**SET TASK**
Read the material below and count the lines holding the string "Rhys". Give that count with nothing added.

(Data records)
----

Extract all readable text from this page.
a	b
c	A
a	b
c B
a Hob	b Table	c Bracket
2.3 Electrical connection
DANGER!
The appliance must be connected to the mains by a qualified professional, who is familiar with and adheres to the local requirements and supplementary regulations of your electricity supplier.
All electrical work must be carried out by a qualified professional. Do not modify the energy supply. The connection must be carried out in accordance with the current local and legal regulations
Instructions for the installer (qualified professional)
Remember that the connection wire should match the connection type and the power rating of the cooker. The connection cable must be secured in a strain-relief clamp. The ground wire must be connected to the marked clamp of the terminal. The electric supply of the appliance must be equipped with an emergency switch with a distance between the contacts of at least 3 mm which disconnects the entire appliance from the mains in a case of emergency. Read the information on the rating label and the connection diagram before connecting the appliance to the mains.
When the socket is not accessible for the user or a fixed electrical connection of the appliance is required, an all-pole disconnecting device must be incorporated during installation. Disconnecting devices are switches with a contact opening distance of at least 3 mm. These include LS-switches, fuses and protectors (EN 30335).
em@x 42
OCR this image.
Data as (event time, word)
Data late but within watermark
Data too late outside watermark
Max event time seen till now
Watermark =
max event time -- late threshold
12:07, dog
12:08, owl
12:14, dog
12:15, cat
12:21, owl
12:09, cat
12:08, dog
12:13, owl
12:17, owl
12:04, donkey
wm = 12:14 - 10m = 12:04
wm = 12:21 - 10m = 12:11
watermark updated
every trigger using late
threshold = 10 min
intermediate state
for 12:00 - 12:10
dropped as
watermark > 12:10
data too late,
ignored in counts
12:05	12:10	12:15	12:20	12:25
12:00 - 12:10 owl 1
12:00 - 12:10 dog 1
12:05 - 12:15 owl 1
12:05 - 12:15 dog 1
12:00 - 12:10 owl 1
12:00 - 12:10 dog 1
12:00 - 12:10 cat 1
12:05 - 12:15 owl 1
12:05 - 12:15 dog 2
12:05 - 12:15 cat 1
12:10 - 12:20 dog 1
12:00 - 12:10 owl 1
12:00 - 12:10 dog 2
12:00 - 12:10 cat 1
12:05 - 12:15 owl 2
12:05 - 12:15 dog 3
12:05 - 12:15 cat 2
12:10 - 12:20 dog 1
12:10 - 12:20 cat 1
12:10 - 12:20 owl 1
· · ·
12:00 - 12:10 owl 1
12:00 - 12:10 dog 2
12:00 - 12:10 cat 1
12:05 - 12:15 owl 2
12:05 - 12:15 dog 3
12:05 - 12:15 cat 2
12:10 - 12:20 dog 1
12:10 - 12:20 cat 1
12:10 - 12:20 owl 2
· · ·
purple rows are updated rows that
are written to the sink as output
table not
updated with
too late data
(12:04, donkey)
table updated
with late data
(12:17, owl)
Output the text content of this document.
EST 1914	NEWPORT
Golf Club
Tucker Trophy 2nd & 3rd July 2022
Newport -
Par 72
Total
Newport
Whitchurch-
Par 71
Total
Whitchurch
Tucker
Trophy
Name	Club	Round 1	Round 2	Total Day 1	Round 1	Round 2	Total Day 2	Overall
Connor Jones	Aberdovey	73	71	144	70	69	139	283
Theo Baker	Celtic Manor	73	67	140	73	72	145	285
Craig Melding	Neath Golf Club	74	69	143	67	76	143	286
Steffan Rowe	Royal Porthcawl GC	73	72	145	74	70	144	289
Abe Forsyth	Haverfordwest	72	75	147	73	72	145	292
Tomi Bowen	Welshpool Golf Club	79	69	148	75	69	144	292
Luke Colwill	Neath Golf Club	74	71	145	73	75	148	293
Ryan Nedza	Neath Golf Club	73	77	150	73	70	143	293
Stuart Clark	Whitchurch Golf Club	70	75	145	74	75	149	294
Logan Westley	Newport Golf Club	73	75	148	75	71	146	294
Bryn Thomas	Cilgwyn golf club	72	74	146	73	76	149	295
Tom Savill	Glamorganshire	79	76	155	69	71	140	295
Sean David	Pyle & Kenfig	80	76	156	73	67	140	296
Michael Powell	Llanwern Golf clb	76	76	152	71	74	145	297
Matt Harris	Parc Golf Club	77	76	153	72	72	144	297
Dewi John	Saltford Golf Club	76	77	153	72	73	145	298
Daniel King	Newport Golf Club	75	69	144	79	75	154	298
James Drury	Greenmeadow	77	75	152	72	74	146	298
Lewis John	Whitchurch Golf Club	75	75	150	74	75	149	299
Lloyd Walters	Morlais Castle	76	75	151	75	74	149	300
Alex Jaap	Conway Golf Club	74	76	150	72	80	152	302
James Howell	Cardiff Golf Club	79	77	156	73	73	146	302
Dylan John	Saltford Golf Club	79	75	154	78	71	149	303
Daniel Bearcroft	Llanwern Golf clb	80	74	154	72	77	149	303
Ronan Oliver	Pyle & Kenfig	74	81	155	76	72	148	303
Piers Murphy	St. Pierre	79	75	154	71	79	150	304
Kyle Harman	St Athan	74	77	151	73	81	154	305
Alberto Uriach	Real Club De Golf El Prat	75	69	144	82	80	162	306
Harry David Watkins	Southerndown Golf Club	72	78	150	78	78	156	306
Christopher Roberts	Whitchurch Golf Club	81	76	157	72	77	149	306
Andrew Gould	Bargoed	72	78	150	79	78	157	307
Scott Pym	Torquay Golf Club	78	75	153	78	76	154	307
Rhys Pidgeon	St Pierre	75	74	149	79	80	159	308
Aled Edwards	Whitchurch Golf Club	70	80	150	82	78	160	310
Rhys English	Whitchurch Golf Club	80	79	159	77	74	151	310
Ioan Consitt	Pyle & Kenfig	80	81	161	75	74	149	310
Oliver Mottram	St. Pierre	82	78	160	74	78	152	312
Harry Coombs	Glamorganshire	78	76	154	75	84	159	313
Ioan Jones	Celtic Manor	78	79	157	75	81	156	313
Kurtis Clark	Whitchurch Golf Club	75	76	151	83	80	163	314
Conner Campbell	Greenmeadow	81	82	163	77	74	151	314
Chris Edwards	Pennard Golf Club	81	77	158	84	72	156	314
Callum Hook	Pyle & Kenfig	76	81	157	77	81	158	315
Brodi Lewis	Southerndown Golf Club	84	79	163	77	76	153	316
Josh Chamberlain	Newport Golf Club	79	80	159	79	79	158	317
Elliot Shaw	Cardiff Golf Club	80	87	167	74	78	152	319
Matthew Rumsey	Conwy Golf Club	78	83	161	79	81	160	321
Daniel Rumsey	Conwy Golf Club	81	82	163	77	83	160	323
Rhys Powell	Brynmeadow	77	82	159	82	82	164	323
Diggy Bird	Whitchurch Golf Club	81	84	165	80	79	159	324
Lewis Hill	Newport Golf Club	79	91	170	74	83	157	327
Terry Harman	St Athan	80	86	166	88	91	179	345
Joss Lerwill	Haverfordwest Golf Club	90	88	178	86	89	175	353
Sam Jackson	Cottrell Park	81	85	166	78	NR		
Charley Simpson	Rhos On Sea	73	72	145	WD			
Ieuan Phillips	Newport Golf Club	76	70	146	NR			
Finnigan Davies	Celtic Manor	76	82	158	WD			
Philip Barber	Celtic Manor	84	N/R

----

**CORRECT RESPONSE**
3